>>
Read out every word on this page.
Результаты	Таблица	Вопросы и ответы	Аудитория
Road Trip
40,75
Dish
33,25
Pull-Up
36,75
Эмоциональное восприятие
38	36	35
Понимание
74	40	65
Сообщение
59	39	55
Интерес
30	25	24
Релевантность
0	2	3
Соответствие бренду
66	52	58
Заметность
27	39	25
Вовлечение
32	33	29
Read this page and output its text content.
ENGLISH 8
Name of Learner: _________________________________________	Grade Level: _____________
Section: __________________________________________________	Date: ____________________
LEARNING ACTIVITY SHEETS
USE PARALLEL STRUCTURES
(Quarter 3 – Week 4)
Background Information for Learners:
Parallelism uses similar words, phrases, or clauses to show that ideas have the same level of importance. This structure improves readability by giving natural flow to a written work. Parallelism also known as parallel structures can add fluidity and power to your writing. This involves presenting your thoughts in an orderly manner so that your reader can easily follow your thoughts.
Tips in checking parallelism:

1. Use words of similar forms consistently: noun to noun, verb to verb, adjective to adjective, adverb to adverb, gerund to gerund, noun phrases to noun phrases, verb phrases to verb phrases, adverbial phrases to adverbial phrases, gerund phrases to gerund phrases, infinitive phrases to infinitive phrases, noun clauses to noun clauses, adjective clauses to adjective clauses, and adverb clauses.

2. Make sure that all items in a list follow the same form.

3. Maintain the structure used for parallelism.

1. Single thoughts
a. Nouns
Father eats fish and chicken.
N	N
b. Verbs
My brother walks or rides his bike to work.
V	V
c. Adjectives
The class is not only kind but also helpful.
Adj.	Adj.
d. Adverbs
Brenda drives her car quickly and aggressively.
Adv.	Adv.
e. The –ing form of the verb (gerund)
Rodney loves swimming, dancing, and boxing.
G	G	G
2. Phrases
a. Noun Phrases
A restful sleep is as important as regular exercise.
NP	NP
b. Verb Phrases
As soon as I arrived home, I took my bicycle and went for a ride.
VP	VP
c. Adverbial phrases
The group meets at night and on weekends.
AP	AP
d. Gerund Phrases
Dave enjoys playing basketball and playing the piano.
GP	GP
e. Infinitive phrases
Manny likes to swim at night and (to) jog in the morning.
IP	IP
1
<<
### [Instructions for the task]
Copy out all of the records shown above exactly.

### [Response to the exercise]
Read out every word on this page.
Результаты	Таблица	Вопросы и ответы	Аудитория
Road Trip
40,75
Dish
33,25
Pull-Up
36,75
Эмоциональное восприятие
38	36	35
Понимание
74	40	65
Сообщение
59	39	55
Интерес
30	25	24
Релевантность
0	2	3
Соответствие бренду
66	52	58
Заметность
27	39	25
Вовлечение
32	33	29
Read this page and output its text content.
ENGLISH 8
Name of Learner: _________________________________________	Grade Level: _____________
Section: __________________________________________________	Date: ____________________
LEARNING ACTIVITY SHEETS
USE PARALLEL STRUCTURES
(Quarter 3 – Week 4)
Background Information for Learners:
Parallelism uses similar words, phrases, or clauses to show that ideas have the same level of importance. This structure improves readability by giving natural flow to a written work. Parallelism also known as parallel structures can add fluidity and power to your writing. This involves presenting your thoughts in an orderly manner so that your reader can easily follow your thoughts.
Tips in checking parallelism:

1. Use words of similar forms consistently: noun to noun, verb to verb, adjective to adjective, adverb to adverb, gerund to gerund, noun phrases to noun phrases, verb phrases to verb phrases, adverbial phrases to adverbial phrases, gerund phrases to gerund phrases, infinitive phrases to infinitive phrases, noun clauses to noun clauses, adjective clauses to adjective clauses, and adverb clauses.

2. Make sure that all items in a list follow the same form.

3. Maintain the structure used for parallelism.

1. Single thoughts
a. Nouns
Father eats fish and chicken.
N	N
b. Verbs
My brother walks or rides his bike to work.
V	V
c. Adjectives
The class is not only kind but also helpful.
Adj.	Adj.
d. Adverbs
Brenda drives her car quickly and aggressively.
Adv.	Adv.
e. The –ing form of the verb (gerund)
Rodney loves swimming, dancing, and boxing.
G	G	G
2. Phrases
a. Noun Phrases
A restful sleep is as important as regular exercise.
NP	NP
b. Verb Phrases
As soon as I arrived home, I took my bicycle and went for a ride.
VP	VP
c. Adverbial phrases
The group meets at night and on weekends.
AP	AP
d. Gerund Phrases
Dave enjoys playing basketball and playing the piano.
GP	GP
e. Infinitive phrases
Manny likes to swim at night and (to) jog in the morning.
IP	IP
1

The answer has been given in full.